-- start Supplied material --

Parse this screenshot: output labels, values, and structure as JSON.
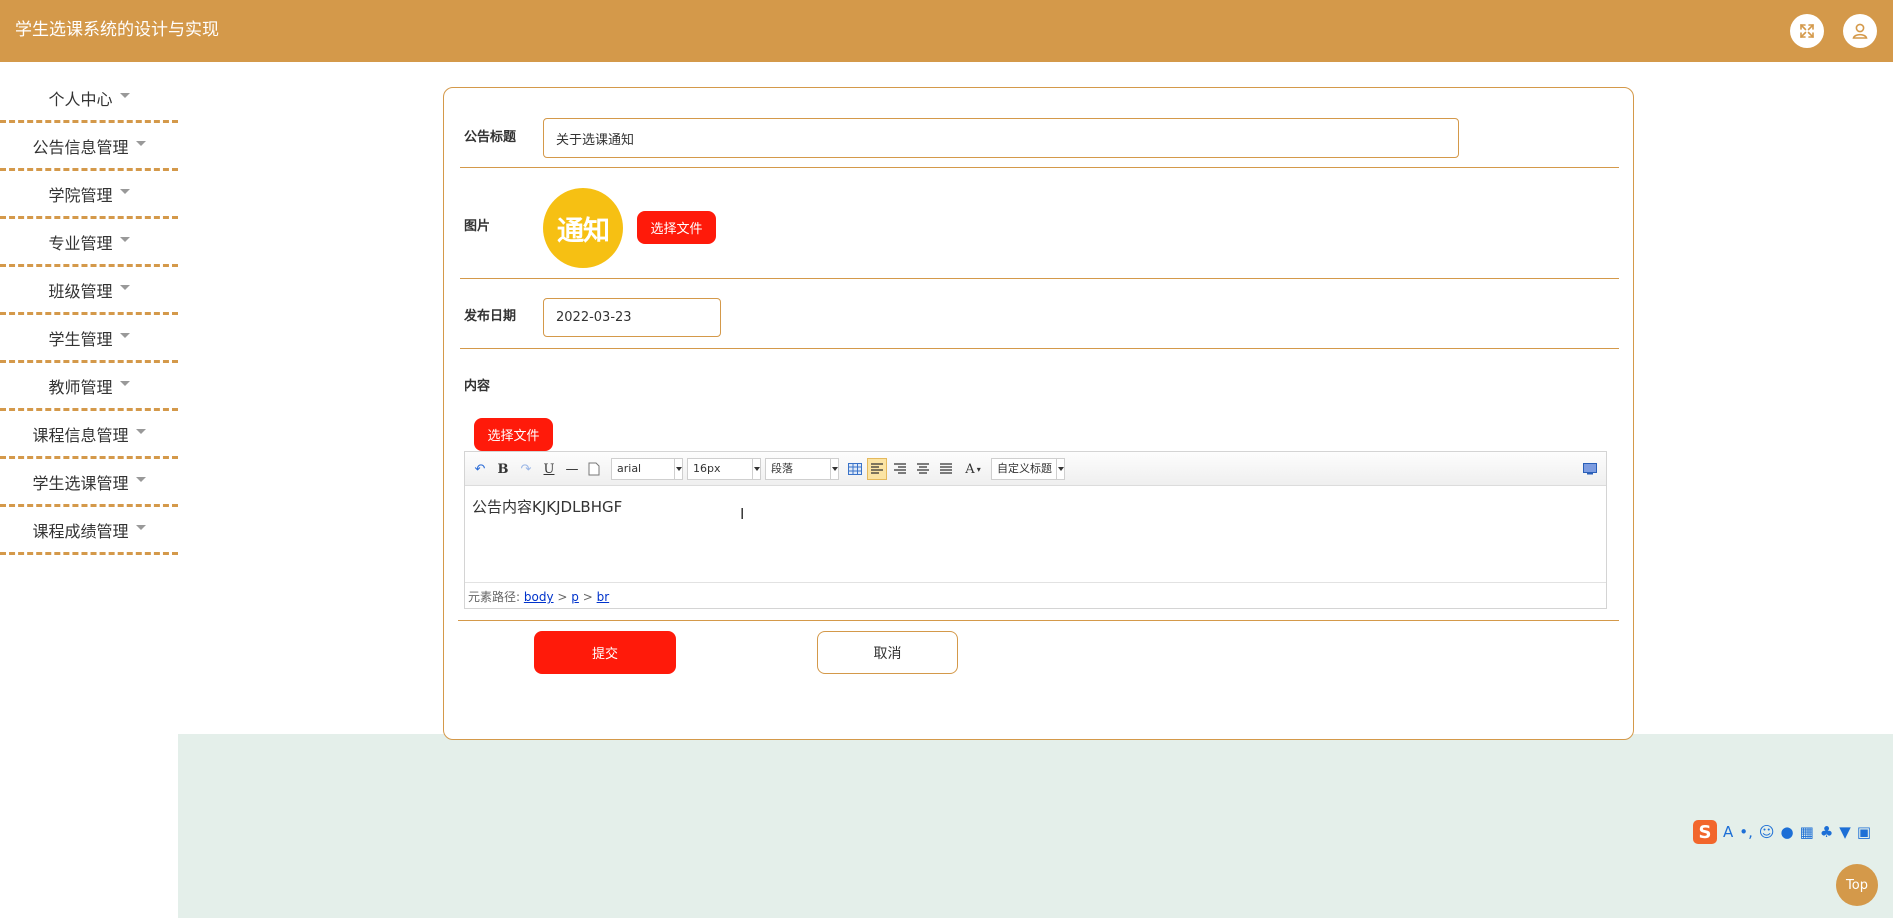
{
  "app": {
    "title": "学生选课系统的设计与实现"
  },
  "header": {
    "fullscreen_icon": "fullscreen-icon",
    "user_icon": "user-icon"
  },
  "sidebar": {
    "items": [
      {
        "label": "个人中心"
      },
      {
        "label": "公告信息管理"
      },
      {
        "label": "学院管理"
      },
      {
        "label": "专业管理"
      },
      {
        "label": "班级管理"
      },
      {
        "label": "学生管理"
      },
      {
        "label": "教师管理"
      },
      {
        "label": "课程信息管理"
      },
      {
        "label": "学生选课管理"
      },
      {
        "label": "课程成绩管理"
      }
    ]
  },
  "form": {
    "title_label": "公告标题",
    "title_value": "关于选课通知",
    "image_label": "图片",
    "image_badge_text": "通知",
    "choose_file_label": "选择文件",
    "date_label": "发布日期",
    "date_value": "2022-03-23",
    "content_label": "内容",
    "content_choose_file_label": "选择文件"
  },
  "editor": {
    "font_family": "arial",
    "font_size": "16px",
    "paragraph": "段落",
    "custom_title": "自定义标题",
    "content": "公告内容KJKJDLBHGF",
    "path_label": "元素路径:",
    "path": [
      "body",
      "p",
      "br"
    ],
    "path_sep": ">"
  },
  "actions": {
    "submit_label": "提交",
    "cancel_label": "取消"
  },
  "ime": {
    "logo": "S"
  },
  "top_button": {
    "label": "Top"
  },
  "colors": {
    "accent": "#D4994A",
    "danger": "#FF1A0A",
    "badge": "#F6C013",
    "footer_bg": "#E4EFEA"
  }
}
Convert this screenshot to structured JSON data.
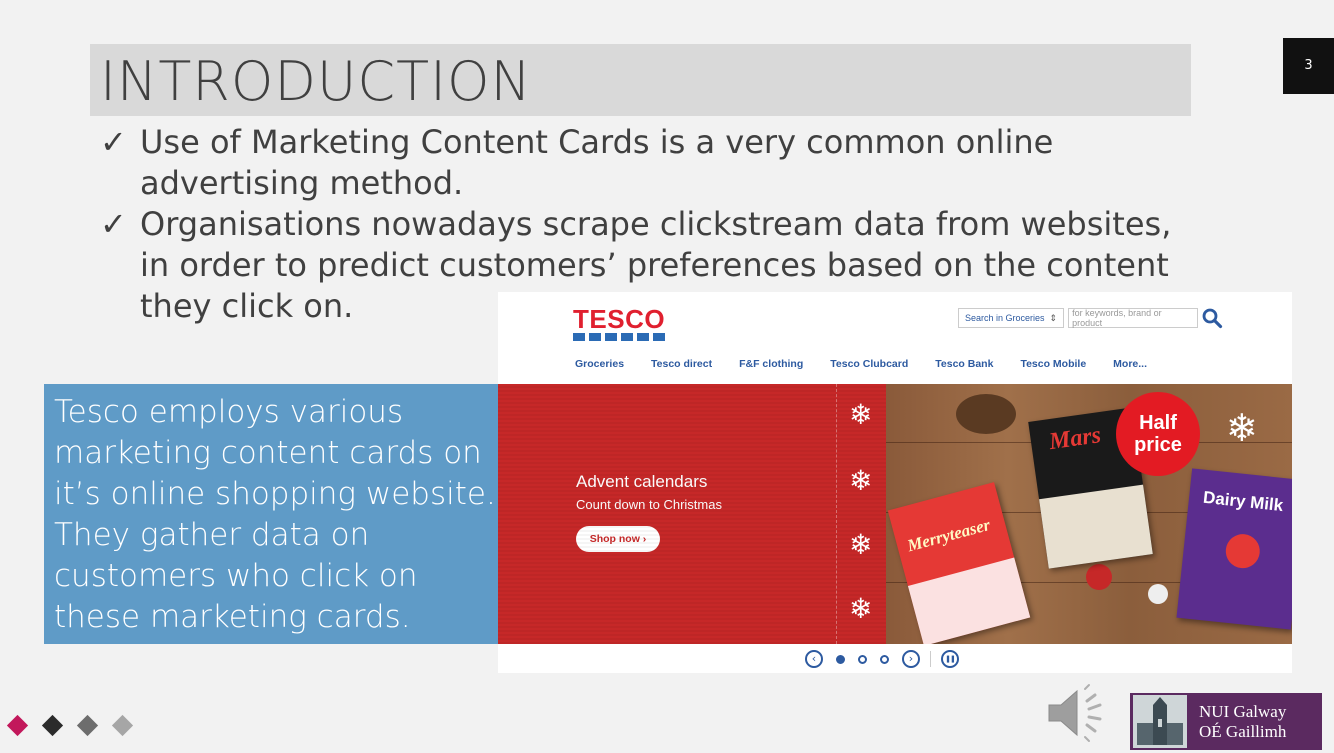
{
  "slide": {
    "title": "INTRODUCTION",
    "page_number": "3",
    "bullets": [
      {
        "check": "✓",
        "text": "Use of Marketing Content Cards is a very common online advertising method."
      },
      {
        "check": "✓",
        "text": "Organisations nowadays scrape clickstream data from websites, in order to predict customers’ preferences based on the content they click on."
      }
    ],
    "callout": "Tesco employs various marketing content cards on it’s online shopping website. They gather data on customers who click on these marketing cards.",
    "accent_colors": [
      "#c2185b",
      "#2b2b2b",
      "#6d6d6d",
      "#a6a6a6"
    ]
  },
  "tesco": {
    "logo": "TESCO",
    "search_scope": "Search in Groceries",
    "search_scope_arrow": "⇕",
    "search_placeholder": "for keywords, brand or product",
    "nav": [
      "Groceries",
      "Tesco direct",
      "F&F clothing",
      "Tesco Clubcard",
      "Tesco Bank",
      "Tesco Mobile",
      "More..."
    ],
    "banner": {
      "title": "Advent calendars",
      "subtitle": "Count down to Christmas",
      "button": "Shop now ›",
      "badge_line1": "Half",
      "badge_line2": "price",
      "card_merryteaser": "Merryteaser",
      "card_mars": "Mars",
      "card_dairymilk": "Dairy Milk"
    },
    "carousel": {
      "prev": "‹",
      "next": "›",
      "pause": "❚❚"
    }
  },
  "logo": {
    "line1": "NUI Galway",
    "line2": "OÉ Gaillimh"
  },
  "colors": {
    "brand_red": "#e0202f",
    "tesco_blue": "#2d5aa0",
    "callout_blue": "#5f9bc7",
    "nui_purple": "#5b2a60"
  }
}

-- end Supplied material --

Pull out every line holding "Groceries" from the records above, and copy it.

    "search_scope": "Search in Groceries",
      "Groceries",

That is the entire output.